### DIRECTION
The data must be returned in full and exactly as given.

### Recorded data
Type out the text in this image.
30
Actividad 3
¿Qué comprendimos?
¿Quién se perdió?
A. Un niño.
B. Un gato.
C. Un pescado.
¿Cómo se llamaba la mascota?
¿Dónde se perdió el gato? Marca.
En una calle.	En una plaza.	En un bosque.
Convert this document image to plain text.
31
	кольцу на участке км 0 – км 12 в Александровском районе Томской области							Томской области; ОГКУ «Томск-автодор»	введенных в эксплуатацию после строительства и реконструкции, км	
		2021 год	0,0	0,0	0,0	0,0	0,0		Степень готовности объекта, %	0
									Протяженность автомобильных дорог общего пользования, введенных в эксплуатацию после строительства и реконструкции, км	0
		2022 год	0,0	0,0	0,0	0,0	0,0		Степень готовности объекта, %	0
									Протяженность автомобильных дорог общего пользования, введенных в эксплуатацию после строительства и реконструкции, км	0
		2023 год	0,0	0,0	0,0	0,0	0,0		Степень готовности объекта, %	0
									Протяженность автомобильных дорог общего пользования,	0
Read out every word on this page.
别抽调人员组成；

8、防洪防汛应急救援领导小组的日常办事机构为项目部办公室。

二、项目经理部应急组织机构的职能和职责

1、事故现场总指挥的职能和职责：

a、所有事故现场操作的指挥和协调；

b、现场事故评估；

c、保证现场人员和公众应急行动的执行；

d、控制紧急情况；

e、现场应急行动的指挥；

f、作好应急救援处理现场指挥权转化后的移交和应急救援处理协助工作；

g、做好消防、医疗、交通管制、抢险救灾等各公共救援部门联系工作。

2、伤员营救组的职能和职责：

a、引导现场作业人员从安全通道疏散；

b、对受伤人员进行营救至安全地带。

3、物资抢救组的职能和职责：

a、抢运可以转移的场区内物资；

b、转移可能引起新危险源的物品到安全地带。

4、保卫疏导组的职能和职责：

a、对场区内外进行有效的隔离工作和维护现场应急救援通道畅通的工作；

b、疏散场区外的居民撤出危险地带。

### IN RESPONSE
Type out the text in this image.
30
Actividad 3
¿Qué comprendimos?
¿Quién se perdió?
A. Un niño.
B. Un gato.
C. Un pescado.
¿Cómo se llamaba la mascota?
¿Dónde se perdió el gato? Marca.
En una calle.	En una plaza.	En un bosque.
Convert this document image to plain text.
31
	кольцу на участке км 0 – км 12 в Александровском районе Томской области							Томской области; ОГКУ «Томск-автодор»	введенных в эксплуатацию после строительства и реконструкции, км	
		2021 год	0,0	0,0	0,0	0,0	0,0		Степень готовности объекта, %	0
									Протяженность автомобильных дорог общего пользования, введенных в эксплуатацию после строительства и реконструкции, км	0
		2022 год	0,0	0,0	0,0	0,0	0,0		Степень готовности объекта, %	0
									Протяженность автомобильных дорог общего пользования, введенных в эксплуатацию после строительства и реконструкции, км	0
		2023 год	0,0	0,0	0,0	0,0	0,0		Степень готовности объекта, %	0
									Протяженность автомобильных дорог общего пользования,	0
Read out every word on this page.
别抽调人员组成；

8、防洪防汛应急救援领导小组的日常办事机构为项目部办公室。

二、项目经理部应急组织机构的职能和职责

1、事故现场总指挥的职能和职责：

a、所有事故现场操作的指挥和协调；

b、现场事故评估；

c、保证现场人员和公众应急行动的执行；

d、控制紧急情况；

e、现场应急行动的指挥；

f、作好应急救援处理现场指挥权转化后的移交和应急救援处理协助工作；

g、做好消防、医疗、交通管制、抢险救灾等各公共救援部门联系工作。

2、伤员营救组的职能和职责：

a、引导现场作业人员从安全通道疏散；

b、对受伤人员进行营救至安全地带。

3、物资抢救组的职能和职责：

a、抢运可以转移的场区内物资；

b、转移可能引起新危险源的物品到安全地带。

4、保卫疏导组的职能和职责：

a、对场区内外进行有效的隔离工作和维护现场应急救援通道畅通的工作；

b、疏散场区外的居民撤出危险地带。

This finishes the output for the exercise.